[BEGIN Input rows]

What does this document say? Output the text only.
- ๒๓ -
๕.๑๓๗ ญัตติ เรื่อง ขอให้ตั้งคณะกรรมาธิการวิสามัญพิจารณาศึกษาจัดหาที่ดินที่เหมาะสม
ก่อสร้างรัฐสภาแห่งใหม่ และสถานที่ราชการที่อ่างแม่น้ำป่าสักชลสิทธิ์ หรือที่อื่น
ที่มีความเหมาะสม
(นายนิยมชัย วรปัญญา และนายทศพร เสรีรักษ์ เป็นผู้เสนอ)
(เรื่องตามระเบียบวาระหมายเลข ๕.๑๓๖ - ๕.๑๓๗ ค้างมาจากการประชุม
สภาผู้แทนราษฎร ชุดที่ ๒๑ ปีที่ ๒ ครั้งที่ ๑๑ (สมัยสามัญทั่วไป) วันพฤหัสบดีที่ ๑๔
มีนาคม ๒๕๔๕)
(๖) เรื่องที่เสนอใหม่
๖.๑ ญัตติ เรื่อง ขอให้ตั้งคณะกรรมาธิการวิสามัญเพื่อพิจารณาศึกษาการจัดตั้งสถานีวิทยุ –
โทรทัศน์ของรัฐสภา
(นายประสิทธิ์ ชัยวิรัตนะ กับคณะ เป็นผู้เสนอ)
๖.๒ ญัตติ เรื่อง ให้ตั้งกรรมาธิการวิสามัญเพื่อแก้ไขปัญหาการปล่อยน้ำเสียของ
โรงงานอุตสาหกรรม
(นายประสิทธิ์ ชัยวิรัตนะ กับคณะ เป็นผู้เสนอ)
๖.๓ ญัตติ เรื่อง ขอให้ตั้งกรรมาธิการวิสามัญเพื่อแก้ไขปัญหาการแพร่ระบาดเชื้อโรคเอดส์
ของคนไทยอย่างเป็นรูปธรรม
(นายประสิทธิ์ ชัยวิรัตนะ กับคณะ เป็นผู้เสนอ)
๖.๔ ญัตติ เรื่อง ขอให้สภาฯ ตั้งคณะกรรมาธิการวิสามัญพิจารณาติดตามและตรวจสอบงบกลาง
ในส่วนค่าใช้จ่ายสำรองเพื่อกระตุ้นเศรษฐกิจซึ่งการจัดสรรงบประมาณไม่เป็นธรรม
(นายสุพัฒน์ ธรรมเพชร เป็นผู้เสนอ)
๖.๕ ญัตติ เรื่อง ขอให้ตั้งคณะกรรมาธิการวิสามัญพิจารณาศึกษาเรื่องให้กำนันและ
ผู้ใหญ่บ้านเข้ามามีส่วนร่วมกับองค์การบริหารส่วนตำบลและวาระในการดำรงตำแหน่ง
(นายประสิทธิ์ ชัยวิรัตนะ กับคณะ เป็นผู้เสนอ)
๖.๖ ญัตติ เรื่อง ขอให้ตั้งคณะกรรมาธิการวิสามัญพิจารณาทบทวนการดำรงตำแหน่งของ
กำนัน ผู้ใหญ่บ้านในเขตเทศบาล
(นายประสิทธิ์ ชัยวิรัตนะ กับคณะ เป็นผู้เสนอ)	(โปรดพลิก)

[END Input rows]

_Goal of the exercise_
Please output the entries above, every line exactly as it reads.

_Completed task_
What does this document say? Output the text only.
- ๒๓ -
๕.๑๓๗ ญัตติ เรื่อง ขอให้ตั้งคณะกรรมาธิการวิสามัญพิจารณาศึกษาจัดหาที่ดินที่เหมาะสม
ก่อสร้างรัฐสภาแห่งใหม่ และสถานที่ราชการที่อ่างแม่น้ำป่าสักชลสิทธิ์ หรือที่อื่น
ที่มีความเหมาะสม
(นายนิยมชัย วรปัญญา และนายทศพร เสรีรักษ์ เป็นผู้เสนอ)
(เรื่องตามระเบียบวาระหมายเลข ๕.๑๓๖ - ๕.๑๓๗ ค้างมาจากการประชุม
สภาผู้แทนราษฎร ชุดที่ ๒๑ ปีที่ ๒ ครั้งที่ ๑๑ (สมัยสามัญทั่วไป) วันพฤหัสบดีที่ ๑๔
มีนาคม ๒๕๔๕)
(๖) เรื่องที่เสนอใหม่
๖.๑ ญัตติ เรื่อง ขอให้ตั้งคณะกรรมาธิการวิสามัญเพื่อพิจารณาศึกษาการจัดตั้งสถานีวิทยุ –
โทรทัศน์ของรัฐสภา
(นายประสิทธิ์ ชัยวิรัตนะ กับคณะ เป็นผู้เสนอ)
๖.๒ ญัตติ เรื่อง ให้ตั้งกรรมาธิการวิสามัญเพื่อแก้ไขปัญหาการปล่อยน้ำเสียของ
โรงงานอุตสาหกรรม
(นายประสิทธิ์ ชัยวิรัตนะ กับคณะ เป็นผู้เสนอ)
๖.๓ ญัตติ เรื่อง ขอให้ตั้งกรรมาธิการวิสามัญเพื่อแก้ไขปัญหาการแพร่ระบาดเชื้อโรคเอดส์
ของคนไทยอย่างเป็นรูปธรรม
(นายประสิทธิ์ ชัยวิรัตนะ กับคณะ เป็นผู้เสนอ)
๖.๔ ญัตติ เรื่อง ขอให้สภาฯ ตั้งคณะกรรมาธิการวิสามัญพิจารณาติดตามและตรวจสอบงบกลาง
ในส่วนค่าใช้จ่ายสำรองเพื่อกระตุ้นเศรษฐกิจซึ่งการจัดสรรงบประมาณไม่เป็นธรรม
(นายสุพัฒน์ ธรรมเพชร เป็นผู้เสนอ)
๖.๕ ญัตติ เรื่อง ขอให้ตั้งคณะกรรมาธิการวิสามัญพิจารณาศึกษาเรื่องให้กำนันและ
ผู้ใหญ่บ้านเข้ามามีส่วนร่วมกับองค์การบริหารส่วนตำบลและวาระในการดำรงตำแหน่ง
(นายประสิทธิ์ ชัยวิรัตนะ กับคณะ เป็นผู้เสนอ)
๖.๖ ญัตติ เรื่อง ขอให้ตั้งคณะกรรมาธิการวิสามัญพิจารณาทบทวนการดำรงตำแหน่งของ
กำนัน ผู้ใหญ่บ้านในเขตเทศบาล
(นายประสิทธิ์ ชัยวิรัตนะ กับคณะ เป็นผู้เสนอ)	(โปรดพลิก)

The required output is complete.